## Set problem 1:
Transcribe the part of the passage on Peter Thum's talk that begins at the words "On Tuesday, February" and stops after "a social entrepreneur.".
## Set problem 2:
In the passage on Peter Thum's talk, why does the writer feel able to judge that Thum hit many of the right notes? Explain in one to three sentences.

## Source passage:
On Tuesday, February 10, 2009, the NYU Reynolds Program in Social Entrepreneurship had the distinct pleasure to host Peter Thum, founder of Ethos Water as part of their ongoing Speaker Series, “Social Entrepreneurship in the 21st Century”. I had the distinct pleasure of introducing Mr. Thum for his talk on his experiences founding Ethos, the world water crisis and what it takes to be a social entrepreneur.
As something of a amateur development practitioner myself (I have yet to be paid in this capacity) with experience developing potable water projects in developing countries, I can say from experience that Thum hit many of the right notes in his description of experiences in the field, working on developing water projects as well as the approach Ethos takes toward development aid. Buzz words/concepts noted: pre-screening NGOs, working with small NGOs and then building up to larger aid organizations like UNICEF and WaterAid. Giving Water, his non-profit, directing charitable giving to Ethos funded projects or organizations. Concern for effective use of money, human development index compared to cost and need, decentralization and the involvement of local government to help ensure project sustainability.

## Dataset content:
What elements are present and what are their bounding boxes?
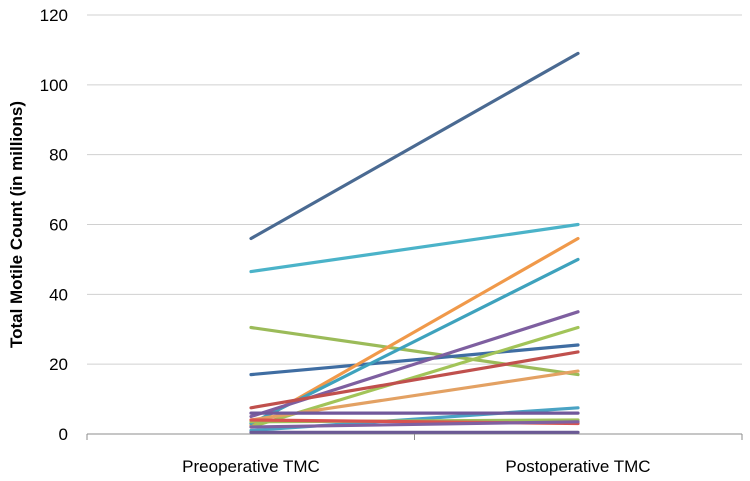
y-axis-title: Total Motile Count (in millions) [7, 101, 26, 348]
y-tick-label: 100 [40, 76, 68, 95]
x-tick-labels: Preoperative TMC Postoperative TMC [182, 457, 650, 476]
series-line-4 [249, 343, 580, 377]
series-line-1 [249, 51, 580, 241]
series-line-9 [249, 350, 580, 410]
x-tick-label: Postoperative TMC [505, 457, 650, 476]
series-line-5 [249, 236, 580, 427]
y-tick-label: 80 [49, 146, 68, 165]
series-lines [249, 51, 580, 434]
y-tick-label: 0 [59, 425, 68, 444]
y-tick-labels: 0 20 40 60 80 100 120 [40, 6, 68, 444]
y-tick-label: 60 [49, 216, 68, 235]
y-tick-label: 20 [49, 355, 68, 374]
y-tick-label: 40 [49, 285, 68, 304]
axes [86, 433, 743, 440]
x-tick-label: Preoperative TMC [182, 457, 320, 476]
series-line-15 [249, 420, 580, 429]
series-line-6 [249, 257, 580, 426]
gridlines [87, 14, 742, 365]
series-line-3 [249, 325, 580, 377]
y-tick-label: 120 [40, 6, 68, 25]
series-line-2 [249, 222, 580, 274]
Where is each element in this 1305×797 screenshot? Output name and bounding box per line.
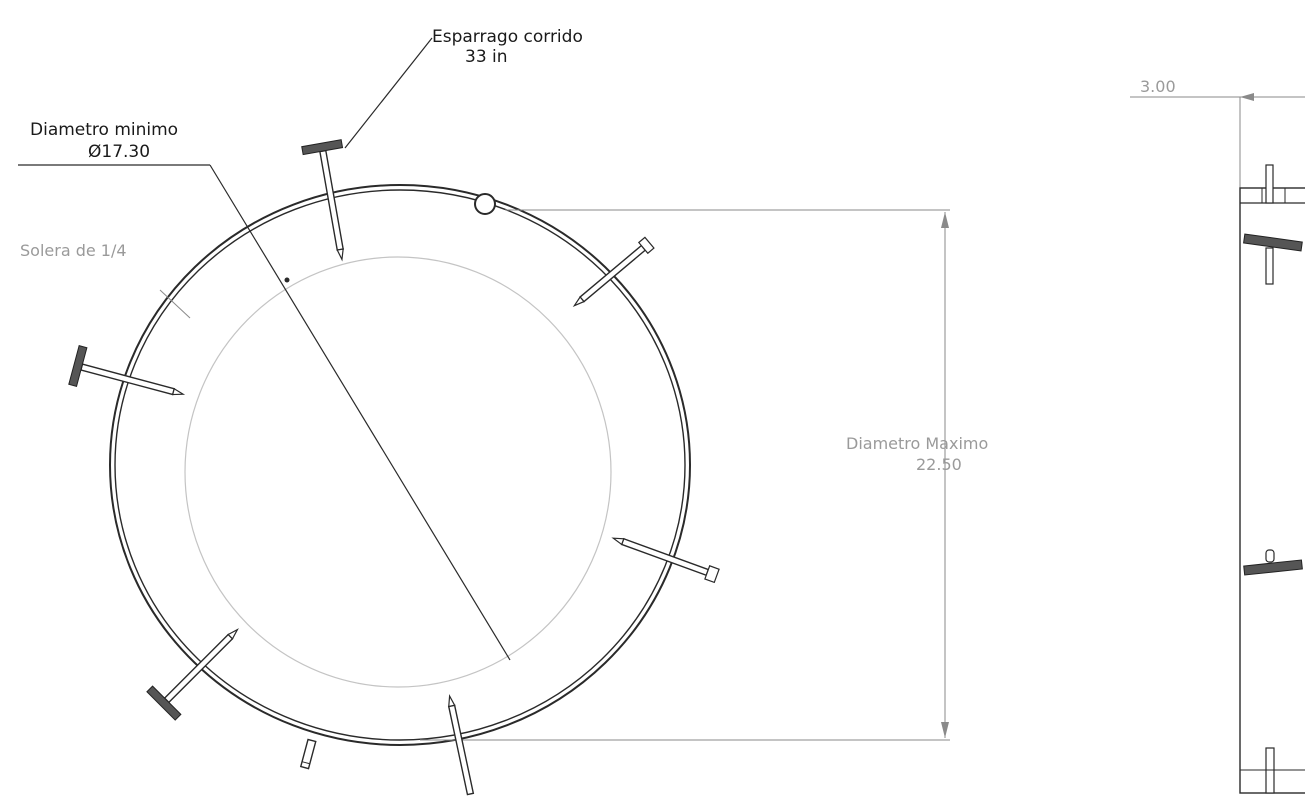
stud-left: [68, 345, 186, 396]
outer-ring-outer: [109, 184, 691, 746]
stud-upper-right: [572, 236, 655, 308]
side-bolt-bottom: [1240, 747, 1305, 794]
stud-leader-line: [344, 37, 433, 149]
stud-title-label: Esparrago corrido: [432, 27, 583, 47]
lifting-eye: [474, 193, 496, 215]
min-diameter-title: Diametro minimo: [30, 120, 178, 140]
max-diameter-value: 22.50: [916, 455, 962, 474]
stud-right: [611, 537, 720, 584]
stud-bottom: [447, 694, 475, 796]
stud-top: [301, 139, 344, 262]
side-bolt-upper: [1243, 233, 1303, 285]
stud-bottom-small: [299, 738, 317, 770]
outer-ring-inner: [114, 189, 686, 741]
side-top-stud: [1265, 164, 1274, 204]
min-diameter-leader: [209, 164, 511, 661]
inner-diameter-circle: [184, 256, 612, 688]
plate-label: Solera de 1/4: [20, 241, 127, 260]
side-width-label: 3.00: [1140, 77, 1176, 96]
max-dim-arrow-top: [941, 212, 949, 228]
min-diameter-dot: [284, 277, 290, 283]
max-dim-arrow-bottom: [941, 722, 949, 738]
plate-leader-line: [159, 289, 191, 319]
min-diameter-value: Ø17.30: [88, 142, 150, 162]
max-diameter-title: Diametro Maximo: [846, 434, 988, 453]
stud-length-label: 33 in: [465, 47, 508, 67]
side-bolt-middle: [1243, 549, 1303, 576]
side-body: [1239, 187, 1305, 794]
side-dim-arrow: [1240, 93, 1254, 101]
side-view: [1130, 93, 1305, 794]
stud-lower-left: [146, 628, 239, 721]
front-view: [18, 37, 950, 796]
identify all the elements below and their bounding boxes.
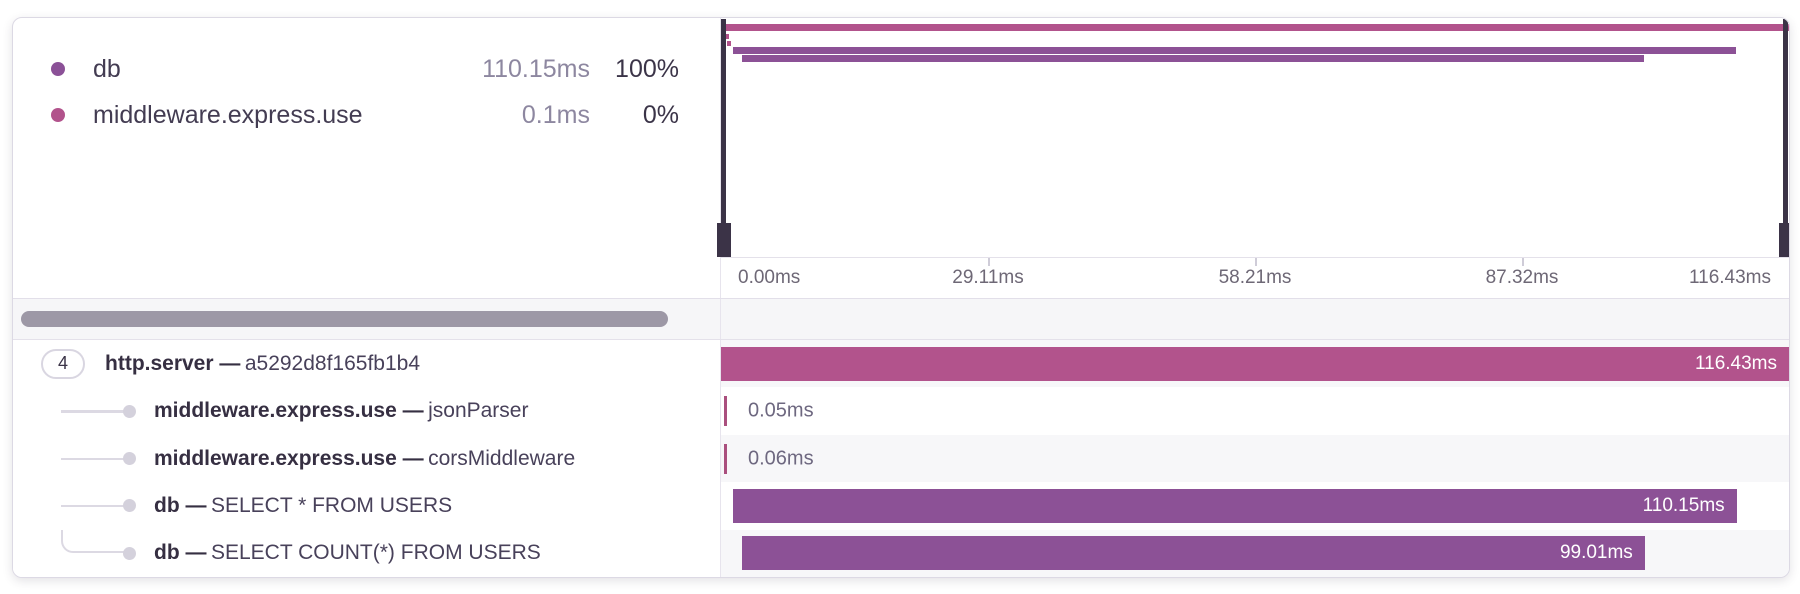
brush-handle-line xyxy=(721,19,726,257)
span-row-http-server: 4 http.server — a5292d8f165fb1b4 116.43m… xyxy=(13,340,1789,388)
span-bar-cell: 99.01ms xyxy=(721,529,1789,577)
brush-handle-left[interactable] xyxy=(717,18,731,257)
span-duration-label: 110.15ms xyxy=(1642,494,1725,516)
span-duration-bar[interactable]: 116.43ms xyxy=(721,346,1789,381)
span-label-cell[interactable]: db — SELECT * FROM USERS xyxy=(13,482,721,530)
time-axis: 0.00ms 29.11ms 58.21ms 87.32ms 116.43ms xyxy=(721,258,1789,298)
dash-separator: — xyxy=(219,351,241,375)
minimap-bar xyxy=(727,41,731,46)
span-detail: SELECT * FROM USERS xyxy=(210,493,453,517)
axis-label: 29.11ms xyxy=(952,267,1024,288)
brush-handle-right[interactable] xyxy=(1779,18,1789,257)
span-duration-label: 116.43ms xyxy=(1694,352,1777,374)
legend-duration: 110.15ms xyxy=(482,54,590,83)
span-duration-label: 0.05ms xyxy=(748,399,814,422)
legend-dot-icon xyxy=(51,62,65,76)
legend-item-db[interactable]: db 110.15ms 100% xyxy=(51,46,679,92)
span-detail: corsMiddleware xyxy=(428,446,576,470)
axis-tickmark xyxy=(988,258,990,266)
scrollbar-row xyxy=(13,299,1789,340)
span-name: middleware.express.use xyxy=(154,446,397,470)
minimap-bar xyxy=(725,34,729,39)
axis-tickmark xyxy=(1255,258,1257,266)
legend-name: db xyxy=(93,54,121,83)
scrollbar-thumb[interactable] xyxy=(21,311,668,327)
span-duration-tick[interactable] xyxy=(724,396,728,427)
span-name: db xyxy=(154,541,180,565)
span-duration-bar[interactable]: 99.01ms xyxy=(742,536,1645,571)
legend-name: middleware.express.use xyxy=(93,100,363,129)
dash-separator: — xyxy=(402,446,424,470)
legend-item-middleware[interactable]: middleware.express.use 0.1ms 0% xyxy=(51,92,679,138)
span-row-corsmiddleware: middleware.express.use — corsMiddleware … xyxy=(13,434,1789,483)
tree-node-dot-icon xyxy=(123,499,136,513)
timeline-overview: 0.00ms 29.11ms 58.21ms 87.32ms 116.43ms xyxy=(717,18,1789,298)
axis-label: 0.00ms xyxy=(738,267,801,288)
axis-tickmark xyxy=(1522,258,1524,266)
span-bar-cell: 116.43ms xyxy=(721,340,1789,388)
span-bar-cell: 110.15ms xyxy=(721,482,1789,529)
span-detail: jsonParser xyxy=(428,399,529,423)
span-name: middleware.express.use xyxy=(154,399,397,423)
tree-connector-elbow xyxy=(61,529,128,554)
tree-node-dot-icon xyxy=(123,404,136,418)
minimap-bar xyxy=(721,24,1789,31)
axis-label: 116.43ms xyxy=(1688,267,1771,288)
span-row-jsonparser: middleware.express.use — jsonParser 0.05… xyxy=(13,387,1789,435)
span-row-db-select: db — SELECT * FROM USERS 110.15ms xyxy=(13,482,1789,530)
brush-handle-grip xyxy=(717,223,731,257)
legend-dot-icon xyxy=(51,108,65,122)
trace-waterfall-widget: db 110.15ms 100% middleware.express.use … xyxy=(12,17,1790,578)
tree-connector-horizontal xyxy=(61,457,128,461)
scrollbar-spacer xyxy=(721,299,1789,339)
span-name: db xyxy=(154,493,180,517)
tree-node-dot-icon xyxy=(123,546,136,560)
dash-separator: — xyxy=(185,493,207,517)
span-bar-cell: 0.05ms xyxy=(721,387,1789,434)
span-detail: a5292d8f165fb1b4 xyxy=(244,351,421,375)
span-duration-bar[interactable]: 110.15ms xyxy=(732,488,1737,523)
legend-duration: 0.1ms xyxy=(521,100,590,129)
span-label-cell[interactable]: middleware.express.use — jsonParser xyxy=(13,387,721,435)
span-row-db-count: db — SELECT COUNT(*) FROM USERS 99.01ms xyxy=(13,529,1789,577)
span-duration-label: 99.01ms xyxy=(1559,542,1633,564)
brush-handle-line xyxy=(1783,19,1788,257)
span-detail: SELECT COUNT(*) FROM USERS xyxy=(210,541,541,565)
minimap-bar xyxy=(742,55,1644,62)
axis-label: 87.32ms xyxy=(1485,267,1559,288)
span-name: http.server xyxy=(105,351,214,375)
child-count-badge[interactable]: 4 xyxy=(41,348,85,379)
dash-separator: — xyxy=(185,541,207,565)
minimap-bar xyxy=(732,47,1736,54)
minimap-brush-area[interactable] xyxy=(717,18,1789,258)
span-label-cell[interactable]: 4 http.server — a5292d8f165fb1b4 xyxy=(13,340,721,388)
legend-percent: 0% xyxy=(642,100,679,129)
span-bar-cell: 0.06ms xyxy=(721,434,1789,483)
dash-separator: — xyxy=(402,399,424,423)
tree-node-dot-icon xyxy=(123,452,136,466)
span-duration-tick[interactable] xyxy=(724,443,728,474)
span-duration-label: 0.06ms xyxy=(748,447,814,470)
axis-label: 58.21ms xyxy=(1218,267,1292,288)
top-section: db 110.15ms 100% middleware.express.use … xyxy=(13,18,1789,299)
legend-panel: db 110.15ms 100% middleware.express.use … xyxy=(13,18,721,298)
span-label-cell[interactable]: db — SELECT COUNT(*) FROM USERS xyxy=(13,529,721,577)
tree-connector-horizontal xyxy=(61,410,128,413)
legend-percent: 100% xyxy=(615,54,679,83)
span-tree: 4 http.server — a5292d8f165fb1b4 116.43m… xyxy=(13,340,1789,577)
tree-connector-horizontal xyxy=(61,504,128,508)
brush-handle-grip xyxy=(1779,223,1789,257)
scrollbar-track[interactable] xyxy=(13,299,721,339)
span-label-cell[interactable]: middleware.express.use — corsMiddleware xyxy=(13,434,721,483)
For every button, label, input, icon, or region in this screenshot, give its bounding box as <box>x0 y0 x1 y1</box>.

## Right answer 1:
On Tuesday, February 10, 2009, the NYU Reynolds Program in Social Entrepreneurship had the distinct pleasure to host Peter Thum, founder of Ethos Water as part of their ongoing Speaker Series, “Social Entrepreneurship in the 21st Century”. I had the distinct pleasure of introducing Mr. Thum for his talk on his experiences founding Ethos, the world water crisis and what it takes to be a social entrepreneur.

## Right answer 2:
The writer feels able to judge because of first-hand experience developing potable water projects in developing countries, working as something of an amateur development practitioner. That experience lets the writer compare Thum's account of fieldwork and of Ethos's approach to development aid with the writer's own.